## GIVEN EXERCISE
Write out the material again word for word, dropping any images it holds.

## DATA LISTING
________________________

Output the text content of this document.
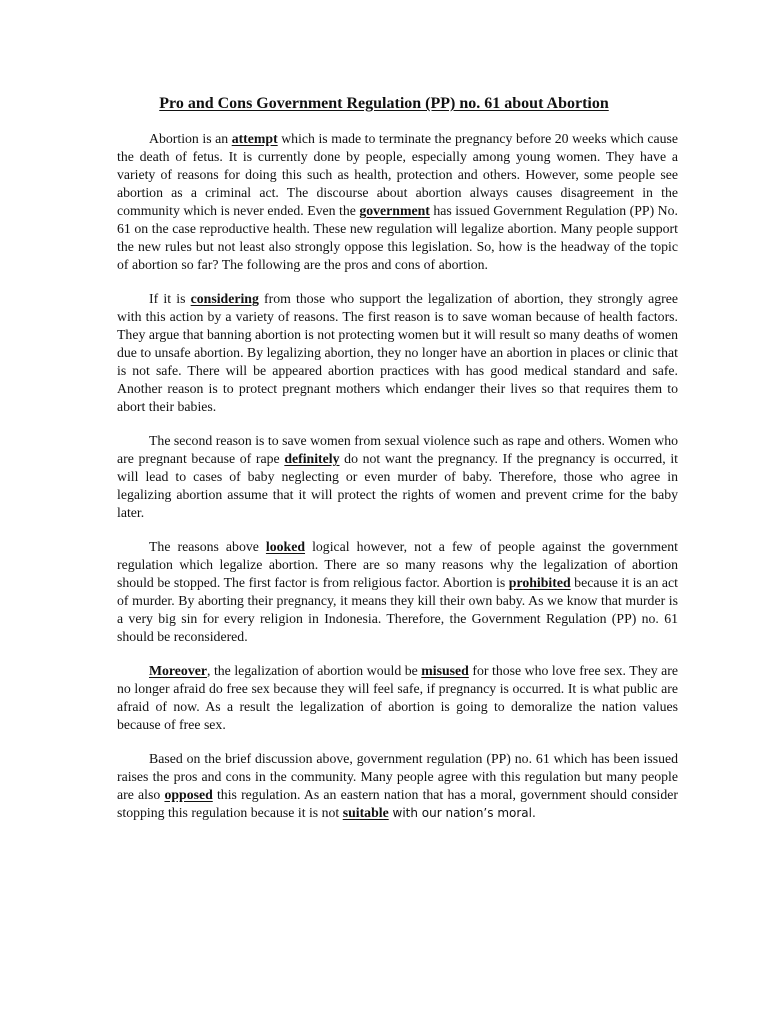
Pro and Cons Government Regulation (PP) no. 61 about Abortion

Abortion is an attempt which is made to terminate the pregnancy before 20 weeks which cause the death of fetus. It is currently done by people, especially among young women. They have a variety of reasons for doing this such as health, protection and others. However, some people see abortion as a criminal act. The discourse about abortion always causes disagreement in the community which is never ended. Even the government has issued Government Regulation (PP) No. 61 on the case reproductive health. These new regulation will legalize abortion. Many people support the new rules but not least also strongly oppose this legislation. So, how is the headway of the topic of abortion so far? The following are the pros and cons of abortion.

If it is considering from those who support the legalization of abortion, they strongly agree with this action by a variety of reasons. The first reason is to save woman because of health factors. They argue that banning abortion is not protecting women but it will result so many deaths of women due to unsafe abortion. By legalizing abortion, they no longer have an abortion in places or clinic that is not safe. There will be appeared abortion practices with has good medical standard and safe. Another reason is to protect pregnant mothers which endanger their lives so that requires them to abort their babies.

The second reason is to save women from sexual violence such as rape and others. Women who are pregnant because of rape definitely do not want the pregnancy. If the pregnancy is occurred, it will lead to cases of baby neglecting or even murder of baby. Therefore, those who agree in legalizing abortion assume that it will protect the rights of women and prevent crime for the baby later.

The reasons above looked logical however, not a few of people against the government regulation which legalize abortion. There are so many reasons why the legalization of abortion should be stopped. The first factor is from religious factor. Abortion is prohibited because it is an act of murder. By aborting their pregnancy, it means they kill their own baby. As we know that murder is a very big sin for every religion in Indonesia. Therefore, the Government Regulation (PP) no. 61 should be reconsidered.

Moreover, the legalization of abortion would be misused for those who love free sex. They are no longer afraid do free sex because they will feel safe, if pregnancy is occurred. It is what public are afraid of now. As a result the legalization of abortion is going to demoralize the nation values because of free sex.

Based on the brief discussion above, government regulation (PP) no. 61 which has been issued raises the pros and cons in the community. Many people agree with this regulation but many people are also opposed this regulation. As an eastern nation that has a moral, government should consider stopping this regulation because it is not suitable with our nation’s moral.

________________________

## REPLY
Output the text content of this document.
Pro and Cons Government Regulation (PP) no. 61 about Abortion

Abortion is an attempt which is made to terminate the pregnancy before 20 weeks which cause the death of fetus. It is currently done by people, especially among young women. They have a variety of reasons for doing this such as health, protection and others. However, some people see abortion as a criminal act. The discourse about abortion always causes disagreement in the community which is never ended. Even the government has issued Government Regulation (PP) No. 61 on the case reproductive health. These new regulation will legalize abortion. Many people support the new rules but not least also strongly oppose this legislation. So, how is the headway of the topic of abortion so far? The following are the pros and cons of abortion.

If it is considering from those who support the legalization of abortion, they strongly agree with this action by a variety of reasons. The first reason is to save woman because of health factors. They argue that banning abortion is not protecting women but it will result so many deaths of women due to unsafe abortion. By legalizing abortion, they no longer have an abortion in places or clinic that is not safe. There will be appeared abortion practices with has good medical standard and safe. Another reason is to protect pregnant mothers which endanger their lives so that requires them to abort their babies.

The second reason is to save women from sexual violence such as rape and others. Women who are pregnant because of rape definitely do not want the pregnancy. If the pregnancy is occurred, it will lead to cases of baby neglecting or even murder of baby. Therefore, those who agree in legalizing abortion assume that it will protect the rights of women and prevent crime for the baby later.

The reasons above looked logical however, not a few of people against the government regulation which legalize abortion. There are so many reasons why the legalization of abortion should be stopped. The first factor is from religious factor. Abortion is prohibited because it is an act of murder. By aborting their pregnancy, it means they kill their own baby. As we know that murder is a very big sin for every religion in Indonesia. Therefore, the Government Regulation (PP) no. 61 should be reconsidered.

Moreover, the legalization of abortion would be misused for those who love free sex. They are no longer afraid do free sex because they will feel safe, if pregnancy is occurred. It is what public are afraid of now. As a result the legalization of abortion is going to demoralize the nation values because of free sex.

Based on the brief discussion above, government regulation (PP) no. 61 which has been issued raises the pros and cons in the community. Many people agree with this regulation but many people are also opposed this regulation. As an eastern nation that has a moral, government should consider stopping this regulation because it is not suitable with our nation’s moral.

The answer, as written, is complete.